* Data section:
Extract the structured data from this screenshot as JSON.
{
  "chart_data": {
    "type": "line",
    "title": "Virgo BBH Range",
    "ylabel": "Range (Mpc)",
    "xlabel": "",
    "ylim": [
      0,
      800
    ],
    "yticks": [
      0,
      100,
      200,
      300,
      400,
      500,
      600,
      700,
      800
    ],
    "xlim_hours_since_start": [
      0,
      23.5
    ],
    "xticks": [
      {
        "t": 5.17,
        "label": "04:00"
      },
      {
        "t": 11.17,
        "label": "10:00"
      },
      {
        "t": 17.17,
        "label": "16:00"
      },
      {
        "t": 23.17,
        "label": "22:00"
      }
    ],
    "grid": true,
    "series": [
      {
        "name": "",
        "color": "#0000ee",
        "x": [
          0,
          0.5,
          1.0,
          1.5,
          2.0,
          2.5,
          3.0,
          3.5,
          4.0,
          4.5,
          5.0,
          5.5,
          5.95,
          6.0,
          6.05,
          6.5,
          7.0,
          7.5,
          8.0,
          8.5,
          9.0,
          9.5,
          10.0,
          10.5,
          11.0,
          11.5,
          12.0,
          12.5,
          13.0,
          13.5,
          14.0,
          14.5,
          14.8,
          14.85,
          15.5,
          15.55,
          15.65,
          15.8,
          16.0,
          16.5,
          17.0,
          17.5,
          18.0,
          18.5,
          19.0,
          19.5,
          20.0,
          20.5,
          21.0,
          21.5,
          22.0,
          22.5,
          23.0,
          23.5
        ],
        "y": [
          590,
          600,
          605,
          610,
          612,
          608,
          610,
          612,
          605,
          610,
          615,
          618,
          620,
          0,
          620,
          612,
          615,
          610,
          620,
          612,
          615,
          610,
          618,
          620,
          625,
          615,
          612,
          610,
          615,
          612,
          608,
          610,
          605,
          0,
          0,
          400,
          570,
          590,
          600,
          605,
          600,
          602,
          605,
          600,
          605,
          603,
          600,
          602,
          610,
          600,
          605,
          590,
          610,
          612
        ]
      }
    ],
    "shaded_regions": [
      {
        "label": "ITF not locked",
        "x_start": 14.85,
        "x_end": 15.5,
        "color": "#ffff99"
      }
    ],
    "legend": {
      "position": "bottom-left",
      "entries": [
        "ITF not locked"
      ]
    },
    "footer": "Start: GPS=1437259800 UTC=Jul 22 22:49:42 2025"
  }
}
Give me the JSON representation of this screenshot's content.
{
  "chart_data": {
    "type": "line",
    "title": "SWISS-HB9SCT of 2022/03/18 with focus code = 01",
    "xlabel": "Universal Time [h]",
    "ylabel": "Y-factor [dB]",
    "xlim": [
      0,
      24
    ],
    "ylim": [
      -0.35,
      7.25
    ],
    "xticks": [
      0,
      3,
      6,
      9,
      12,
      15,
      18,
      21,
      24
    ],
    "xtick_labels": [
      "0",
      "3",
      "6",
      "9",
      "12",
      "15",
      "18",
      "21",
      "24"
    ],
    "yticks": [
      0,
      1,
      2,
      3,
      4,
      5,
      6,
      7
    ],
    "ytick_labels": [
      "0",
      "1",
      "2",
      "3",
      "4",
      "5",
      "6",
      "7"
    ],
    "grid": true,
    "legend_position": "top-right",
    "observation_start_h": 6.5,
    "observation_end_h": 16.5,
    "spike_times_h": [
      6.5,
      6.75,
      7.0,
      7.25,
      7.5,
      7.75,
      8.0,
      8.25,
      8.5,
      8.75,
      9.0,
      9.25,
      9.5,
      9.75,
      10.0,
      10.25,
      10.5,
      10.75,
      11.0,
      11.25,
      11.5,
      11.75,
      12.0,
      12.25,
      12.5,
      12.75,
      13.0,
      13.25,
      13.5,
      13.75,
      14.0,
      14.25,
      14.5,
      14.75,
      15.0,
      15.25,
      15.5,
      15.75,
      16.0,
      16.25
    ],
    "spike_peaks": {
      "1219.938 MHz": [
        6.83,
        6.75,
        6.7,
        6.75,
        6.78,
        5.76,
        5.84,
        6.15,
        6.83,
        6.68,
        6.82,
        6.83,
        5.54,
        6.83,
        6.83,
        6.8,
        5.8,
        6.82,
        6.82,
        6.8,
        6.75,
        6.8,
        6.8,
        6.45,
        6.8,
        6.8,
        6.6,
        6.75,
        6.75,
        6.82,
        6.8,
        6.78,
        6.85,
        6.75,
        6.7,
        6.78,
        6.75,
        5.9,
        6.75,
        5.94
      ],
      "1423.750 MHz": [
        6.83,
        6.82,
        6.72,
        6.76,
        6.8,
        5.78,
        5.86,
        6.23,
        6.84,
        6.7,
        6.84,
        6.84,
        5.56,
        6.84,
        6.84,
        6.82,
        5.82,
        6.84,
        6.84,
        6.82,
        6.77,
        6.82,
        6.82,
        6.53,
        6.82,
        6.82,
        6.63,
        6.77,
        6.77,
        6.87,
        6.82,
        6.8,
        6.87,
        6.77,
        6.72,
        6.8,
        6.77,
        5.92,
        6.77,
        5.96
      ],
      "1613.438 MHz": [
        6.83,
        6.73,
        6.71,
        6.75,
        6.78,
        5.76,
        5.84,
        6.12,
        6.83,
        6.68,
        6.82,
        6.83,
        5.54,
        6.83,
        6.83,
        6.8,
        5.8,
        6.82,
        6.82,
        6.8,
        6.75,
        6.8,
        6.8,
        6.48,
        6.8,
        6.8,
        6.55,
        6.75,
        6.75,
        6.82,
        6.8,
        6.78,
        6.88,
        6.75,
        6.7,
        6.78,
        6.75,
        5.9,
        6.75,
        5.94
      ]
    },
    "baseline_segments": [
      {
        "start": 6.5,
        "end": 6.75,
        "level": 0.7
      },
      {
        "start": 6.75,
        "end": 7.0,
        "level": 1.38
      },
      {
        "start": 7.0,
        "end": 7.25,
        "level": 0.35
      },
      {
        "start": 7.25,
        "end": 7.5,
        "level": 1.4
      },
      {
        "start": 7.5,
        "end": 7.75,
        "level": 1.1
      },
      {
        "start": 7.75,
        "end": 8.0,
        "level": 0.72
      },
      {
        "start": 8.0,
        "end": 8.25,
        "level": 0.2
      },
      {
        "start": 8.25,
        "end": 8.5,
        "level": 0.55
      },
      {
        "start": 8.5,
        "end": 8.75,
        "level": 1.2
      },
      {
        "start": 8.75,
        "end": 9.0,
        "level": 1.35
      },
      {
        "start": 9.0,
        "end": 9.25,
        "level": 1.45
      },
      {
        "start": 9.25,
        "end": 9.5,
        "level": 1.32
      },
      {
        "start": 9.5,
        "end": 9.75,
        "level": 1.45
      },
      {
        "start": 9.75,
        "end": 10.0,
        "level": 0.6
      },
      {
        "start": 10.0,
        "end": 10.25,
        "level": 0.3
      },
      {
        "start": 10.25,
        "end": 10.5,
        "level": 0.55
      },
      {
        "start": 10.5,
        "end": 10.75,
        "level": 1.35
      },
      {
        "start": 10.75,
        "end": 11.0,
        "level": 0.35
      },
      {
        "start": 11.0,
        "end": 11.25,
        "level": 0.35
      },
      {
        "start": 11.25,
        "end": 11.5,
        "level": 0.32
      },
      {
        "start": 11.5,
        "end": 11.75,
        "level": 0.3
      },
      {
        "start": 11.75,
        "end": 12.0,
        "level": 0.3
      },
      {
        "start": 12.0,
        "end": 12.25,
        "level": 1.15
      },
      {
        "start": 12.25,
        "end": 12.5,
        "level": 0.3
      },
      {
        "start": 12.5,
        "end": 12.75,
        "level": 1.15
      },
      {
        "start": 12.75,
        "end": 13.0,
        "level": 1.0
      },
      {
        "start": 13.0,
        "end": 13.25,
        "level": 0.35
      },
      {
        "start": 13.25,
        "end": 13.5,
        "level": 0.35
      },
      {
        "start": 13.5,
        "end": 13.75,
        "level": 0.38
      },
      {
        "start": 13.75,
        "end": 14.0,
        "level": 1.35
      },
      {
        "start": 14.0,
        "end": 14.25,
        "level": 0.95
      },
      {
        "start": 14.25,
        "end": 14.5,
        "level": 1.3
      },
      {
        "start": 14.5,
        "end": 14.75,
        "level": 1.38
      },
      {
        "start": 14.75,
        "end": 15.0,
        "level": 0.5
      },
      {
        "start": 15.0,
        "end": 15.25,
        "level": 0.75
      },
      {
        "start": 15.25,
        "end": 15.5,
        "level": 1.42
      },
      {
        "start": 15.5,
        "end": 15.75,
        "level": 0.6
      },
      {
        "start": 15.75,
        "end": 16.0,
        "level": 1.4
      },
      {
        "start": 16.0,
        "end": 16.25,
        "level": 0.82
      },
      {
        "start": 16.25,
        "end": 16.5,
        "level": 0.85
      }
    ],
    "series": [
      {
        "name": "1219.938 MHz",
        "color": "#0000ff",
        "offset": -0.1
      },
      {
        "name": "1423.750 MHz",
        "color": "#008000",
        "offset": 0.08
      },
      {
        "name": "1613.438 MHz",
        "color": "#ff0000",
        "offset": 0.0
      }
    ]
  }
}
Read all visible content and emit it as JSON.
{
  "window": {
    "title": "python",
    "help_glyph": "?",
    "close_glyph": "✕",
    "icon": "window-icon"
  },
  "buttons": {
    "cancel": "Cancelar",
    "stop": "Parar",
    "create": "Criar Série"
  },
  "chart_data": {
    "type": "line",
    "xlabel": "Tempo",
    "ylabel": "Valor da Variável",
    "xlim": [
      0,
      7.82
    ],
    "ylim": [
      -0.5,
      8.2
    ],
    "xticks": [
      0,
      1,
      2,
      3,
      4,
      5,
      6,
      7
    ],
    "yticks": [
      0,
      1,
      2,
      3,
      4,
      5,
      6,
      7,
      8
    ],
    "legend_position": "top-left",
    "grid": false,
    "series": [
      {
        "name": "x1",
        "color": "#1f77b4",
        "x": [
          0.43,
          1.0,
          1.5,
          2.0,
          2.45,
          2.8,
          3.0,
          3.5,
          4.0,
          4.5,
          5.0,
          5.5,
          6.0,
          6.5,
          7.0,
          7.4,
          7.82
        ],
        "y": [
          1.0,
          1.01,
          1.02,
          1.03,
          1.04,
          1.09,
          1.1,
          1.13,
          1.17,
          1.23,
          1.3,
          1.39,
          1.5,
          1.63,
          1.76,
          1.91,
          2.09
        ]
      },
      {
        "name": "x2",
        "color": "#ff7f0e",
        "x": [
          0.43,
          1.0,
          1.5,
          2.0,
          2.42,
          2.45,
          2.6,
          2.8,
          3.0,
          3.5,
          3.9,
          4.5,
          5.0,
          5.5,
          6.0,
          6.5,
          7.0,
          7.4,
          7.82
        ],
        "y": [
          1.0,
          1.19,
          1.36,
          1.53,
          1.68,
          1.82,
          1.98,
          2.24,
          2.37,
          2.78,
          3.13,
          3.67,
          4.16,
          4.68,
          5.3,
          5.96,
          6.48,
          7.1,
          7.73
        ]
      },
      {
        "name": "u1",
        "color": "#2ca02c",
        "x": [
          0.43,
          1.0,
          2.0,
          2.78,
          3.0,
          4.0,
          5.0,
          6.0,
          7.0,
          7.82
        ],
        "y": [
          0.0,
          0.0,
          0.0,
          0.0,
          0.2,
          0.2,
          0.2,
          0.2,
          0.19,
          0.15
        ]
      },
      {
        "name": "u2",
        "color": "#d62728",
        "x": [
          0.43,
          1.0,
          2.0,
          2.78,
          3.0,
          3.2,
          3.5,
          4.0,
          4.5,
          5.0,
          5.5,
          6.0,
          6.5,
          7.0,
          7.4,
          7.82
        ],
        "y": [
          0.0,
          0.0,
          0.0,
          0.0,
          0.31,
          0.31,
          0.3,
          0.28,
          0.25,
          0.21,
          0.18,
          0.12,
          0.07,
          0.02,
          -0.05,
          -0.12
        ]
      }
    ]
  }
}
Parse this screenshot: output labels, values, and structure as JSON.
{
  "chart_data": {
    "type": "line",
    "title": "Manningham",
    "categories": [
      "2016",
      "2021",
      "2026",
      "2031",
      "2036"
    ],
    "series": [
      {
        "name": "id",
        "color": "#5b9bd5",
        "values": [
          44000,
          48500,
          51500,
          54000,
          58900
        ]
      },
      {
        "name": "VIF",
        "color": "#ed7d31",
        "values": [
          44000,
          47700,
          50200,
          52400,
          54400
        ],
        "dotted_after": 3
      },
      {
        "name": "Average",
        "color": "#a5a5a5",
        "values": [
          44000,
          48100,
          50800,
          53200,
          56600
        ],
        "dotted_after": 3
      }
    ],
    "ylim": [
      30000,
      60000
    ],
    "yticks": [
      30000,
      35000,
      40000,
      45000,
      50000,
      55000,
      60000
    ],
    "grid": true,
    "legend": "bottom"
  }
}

* Directions: Repeat only the lines from the one holding "Parse this screenshot: output" through the last line of the data.

* Complete output:
Parse this screenshot: output labels, values, and structure as JSON.
{
  "chart_data": {
    "type": "line",
    "title": "Manningham",
    "categories": [
      "2016",
      "2021",
      "2026",
      "2031",
      "2036"
    ],
    "series": [
      {
        "name": "id",
        "color": "#5b9bd5",
        "values": [
          44000,
          48500,
          51500,
          54000,
          58900
        ]
      },
      {
        "name": "VIF",
        "color": "#ed7d31",
        "values": [
          44000,
          47700,
          50200,
          52400,
          54400
        ],
        "dotted_after": 3
      },
      {
        "name": "Average",
        "color": "#a5a5a5",
        "values": [
          44000,
          48100,
          50800,
          53200,
          56600
        ],
        "dotted_after": 3
      }
    ],
    "ylim": [
      30000,
      60000
    ],
    "yticks": [
      30000,
      35000,
      40000,
      45000,
      50000,
      55000,
      60000
    ],
    "grid": true,
    "legend": "bottom"
  }
}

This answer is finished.